REQUIRED WORK: Examine the material below. Gather every line in which the string "الموصول" appears.

#### EXCERPTED RECORDS

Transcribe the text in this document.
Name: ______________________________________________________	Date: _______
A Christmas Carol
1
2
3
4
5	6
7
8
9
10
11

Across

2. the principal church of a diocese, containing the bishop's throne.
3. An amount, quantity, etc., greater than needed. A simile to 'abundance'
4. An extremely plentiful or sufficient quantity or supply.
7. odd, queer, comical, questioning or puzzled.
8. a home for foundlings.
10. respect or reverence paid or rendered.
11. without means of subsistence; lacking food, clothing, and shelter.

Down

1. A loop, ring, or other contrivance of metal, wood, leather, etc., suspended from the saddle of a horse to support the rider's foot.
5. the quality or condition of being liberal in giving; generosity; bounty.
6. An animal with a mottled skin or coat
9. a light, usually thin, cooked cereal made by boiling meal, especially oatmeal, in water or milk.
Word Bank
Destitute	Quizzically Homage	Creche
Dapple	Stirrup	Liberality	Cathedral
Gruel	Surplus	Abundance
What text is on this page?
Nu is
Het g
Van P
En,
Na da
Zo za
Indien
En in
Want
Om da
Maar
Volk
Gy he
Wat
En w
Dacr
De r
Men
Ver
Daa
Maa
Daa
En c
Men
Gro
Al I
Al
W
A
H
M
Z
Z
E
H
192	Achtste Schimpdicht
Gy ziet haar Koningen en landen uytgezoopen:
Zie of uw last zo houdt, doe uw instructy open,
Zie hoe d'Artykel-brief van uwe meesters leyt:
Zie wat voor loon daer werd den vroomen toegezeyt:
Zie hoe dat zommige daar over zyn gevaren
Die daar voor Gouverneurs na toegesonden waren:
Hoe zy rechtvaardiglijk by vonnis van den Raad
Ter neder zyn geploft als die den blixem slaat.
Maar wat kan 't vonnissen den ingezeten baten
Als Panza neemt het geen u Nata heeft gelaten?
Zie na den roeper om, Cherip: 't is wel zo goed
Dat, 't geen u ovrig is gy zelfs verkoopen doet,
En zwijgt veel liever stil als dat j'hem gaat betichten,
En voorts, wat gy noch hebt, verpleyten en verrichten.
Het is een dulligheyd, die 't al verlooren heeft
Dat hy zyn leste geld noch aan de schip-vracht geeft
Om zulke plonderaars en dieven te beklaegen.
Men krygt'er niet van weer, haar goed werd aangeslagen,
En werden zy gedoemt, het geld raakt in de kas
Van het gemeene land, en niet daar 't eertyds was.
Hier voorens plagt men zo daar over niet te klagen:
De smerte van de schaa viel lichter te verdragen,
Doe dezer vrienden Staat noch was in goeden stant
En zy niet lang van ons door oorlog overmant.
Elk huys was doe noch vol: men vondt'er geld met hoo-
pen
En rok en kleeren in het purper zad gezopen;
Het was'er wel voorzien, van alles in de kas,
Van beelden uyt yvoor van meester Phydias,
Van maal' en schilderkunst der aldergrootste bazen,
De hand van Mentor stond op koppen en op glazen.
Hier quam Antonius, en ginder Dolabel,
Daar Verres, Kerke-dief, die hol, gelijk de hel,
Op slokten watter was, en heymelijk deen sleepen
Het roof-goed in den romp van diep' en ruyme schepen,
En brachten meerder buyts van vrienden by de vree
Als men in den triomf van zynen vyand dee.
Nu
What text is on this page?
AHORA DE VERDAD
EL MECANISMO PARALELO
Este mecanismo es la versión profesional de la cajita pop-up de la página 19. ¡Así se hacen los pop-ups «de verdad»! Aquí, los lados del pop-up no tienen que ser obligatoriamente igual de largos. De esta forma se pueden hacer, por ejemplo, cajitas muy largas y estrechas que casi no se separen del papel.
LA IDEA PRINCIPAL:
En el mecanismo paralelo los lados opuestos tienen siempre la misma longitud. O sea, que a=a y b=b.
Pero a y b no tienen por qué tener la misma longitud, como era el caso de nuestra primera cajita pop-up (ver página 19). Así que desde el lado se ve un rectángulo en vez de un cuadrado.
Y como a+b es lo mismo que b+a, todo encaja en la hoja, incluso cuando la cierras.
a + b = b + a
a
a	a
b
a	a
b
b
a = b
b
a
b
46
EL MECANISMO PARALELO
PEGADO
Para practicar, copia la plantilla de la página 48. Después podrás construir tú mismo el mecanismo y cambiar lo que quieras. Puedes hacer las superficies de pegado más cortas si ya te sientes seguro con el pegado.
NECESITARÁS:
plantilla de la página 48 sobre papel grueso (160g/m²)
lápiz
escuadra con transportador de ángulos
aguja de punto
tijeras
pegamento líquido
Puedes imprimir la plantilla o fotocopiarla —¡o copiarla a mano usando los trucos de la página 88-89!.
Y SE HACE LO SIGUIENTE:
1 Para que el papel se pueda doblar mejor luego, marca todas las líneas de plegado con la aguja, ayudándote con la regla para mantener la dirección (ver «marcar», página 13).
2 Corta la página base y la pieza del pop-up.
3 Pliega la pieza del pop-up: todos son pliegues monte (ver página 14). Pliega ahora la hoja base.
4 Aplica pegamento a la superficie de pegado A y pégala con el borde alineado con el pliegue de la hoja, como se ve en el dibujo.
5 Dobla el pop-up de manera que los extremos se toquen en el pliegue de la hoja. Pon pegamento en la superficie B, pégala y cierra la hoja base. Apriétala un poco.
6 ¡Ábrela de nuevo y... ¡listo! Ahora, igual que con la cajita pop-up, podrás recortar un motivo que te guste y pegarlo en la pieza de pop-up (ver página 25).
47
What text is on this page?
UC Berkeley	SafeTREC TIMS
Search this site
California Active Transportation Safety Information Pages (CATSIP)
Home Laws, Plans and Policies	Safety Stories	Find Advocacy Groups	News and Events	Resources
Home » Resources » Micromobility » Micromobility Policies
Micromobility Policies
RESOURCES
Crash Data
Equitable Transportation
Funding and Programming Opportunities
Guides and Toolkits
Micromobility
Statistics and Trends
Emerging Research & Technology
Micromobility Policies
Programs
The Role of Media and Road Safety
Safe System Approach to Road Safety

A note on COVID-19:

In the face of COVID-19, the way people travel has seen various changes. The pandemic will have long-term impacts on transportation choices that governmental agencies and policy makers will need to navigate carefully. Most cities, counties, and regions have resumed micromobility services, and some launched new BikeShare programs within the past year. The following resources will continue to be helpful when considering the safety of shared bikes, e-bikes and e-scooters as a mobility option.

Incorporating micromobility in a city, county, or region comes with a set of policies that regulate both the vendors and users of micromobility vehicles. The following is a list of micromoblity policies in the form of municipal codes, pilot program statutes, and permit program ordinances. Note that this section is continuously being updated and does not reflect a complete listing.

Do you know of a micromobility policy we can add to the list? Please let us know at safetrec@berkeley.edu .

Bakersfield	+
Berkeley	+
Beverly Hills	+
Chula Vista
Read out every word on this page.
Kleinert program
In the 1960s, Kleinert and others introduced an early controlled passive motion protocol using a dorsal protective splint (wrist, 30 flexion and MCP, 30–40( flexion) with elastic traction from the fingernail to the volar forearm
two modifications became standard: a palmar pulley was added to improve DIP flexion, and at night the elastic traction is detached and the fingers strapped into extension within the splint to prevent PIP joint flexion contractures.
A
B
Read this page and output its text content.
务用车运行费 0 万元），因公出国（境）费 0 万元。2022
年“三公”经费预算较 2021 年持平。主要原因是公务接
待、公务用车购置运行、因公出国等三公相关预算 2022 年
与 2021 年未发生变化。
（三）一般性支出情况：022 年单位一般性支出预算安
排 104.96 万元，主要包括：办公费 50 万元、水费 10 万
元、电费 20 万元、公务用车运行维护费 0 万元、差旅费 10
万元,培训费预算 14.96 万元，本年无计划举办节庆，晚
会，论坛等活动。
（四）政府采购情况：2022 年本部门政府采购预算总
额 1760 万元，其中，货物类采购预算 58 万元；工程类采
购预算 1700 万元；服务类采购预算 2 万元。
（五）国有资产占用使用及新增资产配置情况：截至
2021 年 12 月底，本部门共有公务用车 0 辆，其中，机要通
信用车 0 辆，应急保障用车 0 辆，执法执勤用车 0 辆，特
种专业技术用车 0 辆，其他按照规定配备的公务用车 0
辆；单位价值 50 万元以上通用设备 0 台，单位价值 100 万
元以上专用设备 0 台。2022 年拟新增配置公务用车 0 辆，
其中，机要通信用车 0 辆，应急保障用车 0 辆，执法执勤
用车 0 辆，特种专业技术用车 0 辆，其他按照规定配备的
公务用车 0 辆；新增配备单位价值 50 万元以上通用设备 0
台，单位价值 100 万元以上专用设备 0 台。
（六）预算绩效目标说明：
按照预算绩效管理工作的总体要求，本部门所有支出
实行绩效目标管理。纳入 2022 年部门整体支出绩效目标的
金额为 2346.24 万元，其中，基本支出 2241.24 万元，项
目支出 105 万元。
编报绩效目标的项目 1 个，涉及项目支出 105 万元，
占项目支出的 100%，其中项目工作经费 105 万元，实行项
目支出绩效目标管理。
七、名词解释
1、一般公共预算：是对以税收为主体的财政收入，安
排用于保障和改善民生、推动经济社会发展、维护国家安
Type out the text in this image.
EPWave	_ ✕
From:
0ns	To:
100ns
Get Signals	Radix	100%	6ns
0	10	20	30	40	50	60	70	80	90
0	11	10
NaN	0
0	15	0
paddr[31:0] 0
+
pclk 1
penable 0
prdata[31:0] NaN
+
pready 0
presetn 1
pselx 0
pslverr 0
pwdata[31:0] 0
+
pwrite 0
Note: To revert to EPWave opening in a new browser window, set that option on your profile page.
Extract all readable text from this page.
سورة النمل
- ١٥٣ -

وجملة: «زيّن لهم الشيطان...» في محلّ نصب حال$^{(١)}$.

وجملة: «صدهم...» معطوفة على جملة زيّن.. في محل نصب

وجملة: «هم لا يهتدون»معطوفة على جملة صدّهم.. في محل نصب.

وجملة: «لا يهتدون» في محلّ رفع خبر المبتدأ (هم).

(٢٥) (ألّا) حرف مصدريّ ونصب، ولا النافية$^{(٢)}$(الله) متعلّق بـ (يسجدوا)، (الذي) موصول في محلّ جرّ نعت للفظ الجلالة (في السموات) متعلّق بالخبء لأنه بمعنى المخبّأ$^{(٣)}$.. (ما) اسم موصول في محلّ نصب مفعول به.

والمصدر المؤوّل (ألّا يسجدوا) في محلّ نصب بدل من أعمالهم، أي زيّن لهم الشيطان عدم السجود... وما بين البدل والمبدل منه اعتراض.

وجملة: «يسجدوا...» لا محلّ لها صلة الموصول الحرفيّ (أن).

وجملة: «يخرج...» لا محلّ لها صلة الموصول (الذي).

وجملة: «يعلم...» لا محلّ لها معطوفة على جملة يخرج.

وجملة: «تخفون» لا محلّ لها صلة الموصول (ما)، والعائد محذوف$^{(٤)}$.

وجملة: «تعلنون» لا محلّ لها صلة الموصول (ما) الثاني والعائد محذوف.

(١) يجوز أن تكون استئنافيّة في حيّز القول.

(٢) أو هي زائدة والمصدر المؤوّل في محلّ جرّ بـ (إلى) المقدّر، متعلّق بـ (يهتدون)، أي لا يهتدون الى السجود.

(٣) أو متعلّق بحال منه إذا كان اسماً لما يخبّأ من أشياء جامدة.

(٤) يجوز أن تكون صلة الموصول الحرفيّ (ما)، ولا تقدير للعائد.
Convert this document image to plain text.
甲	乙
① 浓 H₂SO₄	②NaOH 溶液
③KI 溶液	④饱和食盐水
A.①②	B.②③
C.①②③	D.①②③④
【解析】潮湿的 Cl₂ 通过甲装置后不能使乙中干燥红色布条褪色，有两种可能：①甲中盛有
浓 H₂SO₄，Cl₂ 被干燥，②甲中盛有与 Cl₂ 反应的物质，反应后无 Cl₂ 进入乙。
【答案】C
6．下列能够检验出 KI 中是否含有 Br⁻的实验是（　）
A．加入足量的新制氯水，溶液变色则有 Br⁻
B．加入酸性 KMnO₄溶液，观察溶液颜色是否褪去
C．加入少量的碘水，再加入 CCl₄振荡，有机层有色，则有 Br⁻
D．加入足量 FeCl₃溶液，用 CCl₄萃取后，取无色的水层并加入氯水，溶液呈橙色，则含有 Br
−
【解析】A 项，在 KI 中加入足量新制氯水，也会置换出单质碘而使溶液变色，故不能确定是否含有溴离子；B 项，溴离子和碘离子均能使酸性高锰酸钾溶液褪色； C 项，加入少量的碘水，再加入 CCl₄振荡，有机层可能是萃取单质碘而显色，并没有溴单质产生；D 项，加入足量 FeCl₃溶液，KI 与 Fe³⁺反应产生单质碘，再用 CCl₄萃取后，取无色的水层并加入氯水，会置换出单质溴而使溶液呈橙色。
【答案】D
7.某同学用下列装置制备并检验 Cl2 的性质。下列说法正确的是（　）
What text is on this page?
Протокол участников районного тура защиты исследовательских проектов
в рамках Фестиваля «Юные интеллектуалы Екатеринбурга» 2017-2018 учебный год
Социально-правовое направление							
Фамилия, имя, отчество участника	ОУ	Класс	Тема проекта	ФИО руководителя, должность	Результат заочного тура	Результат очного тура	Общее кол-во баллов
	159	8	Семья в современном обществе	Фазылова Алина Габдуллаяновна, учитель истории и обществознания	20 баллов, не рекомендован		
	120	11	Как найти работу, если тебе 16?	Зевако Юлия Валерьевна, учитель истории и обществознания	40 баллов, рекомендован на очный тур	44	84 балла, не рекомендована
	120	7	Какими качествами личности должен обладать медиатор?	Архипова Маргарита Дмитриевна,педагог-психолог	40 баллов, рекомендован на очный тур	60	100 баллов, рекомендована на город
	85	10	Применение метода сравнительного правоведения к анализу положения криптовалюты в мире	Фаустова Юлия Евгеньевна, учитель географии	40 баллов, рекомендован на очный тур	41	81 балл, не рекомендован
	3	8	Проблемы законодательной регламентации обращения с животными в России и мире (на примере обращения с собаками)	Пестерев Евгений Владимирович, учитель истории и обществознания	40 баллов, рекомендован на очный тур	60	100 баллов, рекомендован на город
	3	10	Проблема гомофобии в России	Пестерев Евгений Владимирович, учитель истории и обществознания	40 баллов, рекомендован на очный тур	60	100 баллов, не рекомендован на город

########

EXERCISE RESPONSE:
وجملة: «يسجدوا...» لا محلّ لها صلة الموصول الحرفيّ (أن).
وجملة: «يخرج...» لا محلّ لها صلة الموصول (الذي).
وجملة: «تخفون» لا محلّ لها صلة الموصول (ما)، والعائد محذوف$^{(٤)}$.
وجملة: «تعلنون» لا محلّ لها صلة الموصول (ما) الثاني والعائد محذوف.
(٤) يجوز أن تكون صلة الموصول الحرفيّ (ما)، ولا تقدير للعائد.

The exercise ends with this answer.